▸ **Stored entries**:
○ ○ ○ ○ ○ ○ ○

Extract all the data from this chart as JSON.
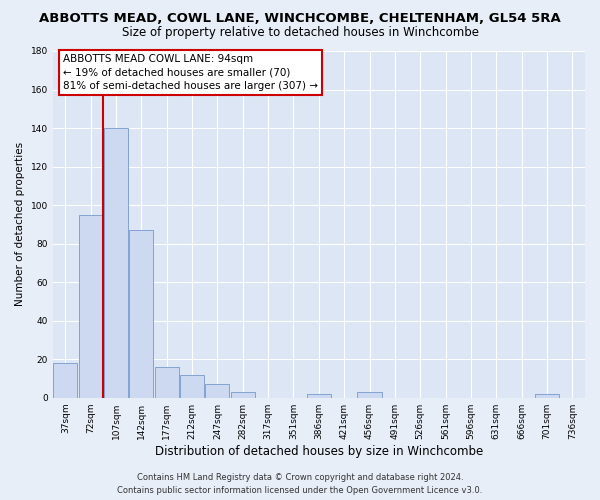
{
  "title": "ABBOTTS MEAD, COWL LANE, WINCHCOMBE, CHELTENHAM, GL54 5RA",
  "subtitle": "Size of property relative to detached houses in Winchcombe",
  "xlabel": "Distribution of detached houses by size in Winchcombe",
  "ylabel": "Number of detached properties",
  "bar_labels": [
    "37sqm",
    "72sqm",
    "107sqm",
    "142sqm",
    "177sqm",
    "212sqm",
    "247sqm",
    "282sqm",
    "317sqm",
    "351sqm",
    "386sqm",
    "421sqm",
    "456sqm",
    "491sqm",
    "526sqm",
    "561sqm",
    "596sqm",
    "631sqm",
    "666sqm",
    "701sqm",
    "736sqm"
  ],
  "bar_values": [
    18,
    95,
    140,
    87,
    16,
    12,
    7,
    3,
    0,
    0,
    2,
    0,
    3,
    0,
    0,
    0,
    0,
    0,
    0,
    2,
    0
  ],
  "bar_color": "#ccd9f0",
  "bar_edge_color": "#7799cc",
  "vline_x_index": 1.5,
  "vline_color": "#cc0000",
  "ylim": [
    0,
    180
  ],
  "yticks": [
    0,
    20,
    40,
    60,
    80,
    100,
    120,
    140,
    160,
    180
  ],
  "annotation_title": "ABBOTTS MEAD COWL LANE: 94sqm",
  "annotation_line1": "← 19% of detached houses are smaller (70)",
  "annotation_line2": "81% of semi-detached houses are larger (307) →",
  "annotation_box_color": "#ffffff",
  "annotation_box_edge": "#cc0000",
  "footer_line1": "Contains HM Land Registry data © Crown copyright and database right 2024.",
  "footer_line2": "Contains public sector information licensed under the Open Government Licence v3.0.",
  "bg_color": "#e8eef8",
  "plot_bg_color": "#dce6f5",
  "grid_color": "#ffffff",
  "title_fontsize": 9.5,
  "subtitle_fontsize": 8.5,
  "xlabel_fontsize": 8.5,
  "ylabel_fontsize": 7.5,
  "tick_fontsize": 6.5,
  "footer_fontsize": 6.0,
  "annotation_fontsize": 7.5
}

○ ○ ○ ○ ○ ○ ○

▸ **Problem description**:
From the material above, copy each line that includes the word "data".

▸ **Full output**:
Extract all the data from this chart as JSON.
  "footer_line1": "Contains HM Land Registry data © Crown copyright and database right 2024.",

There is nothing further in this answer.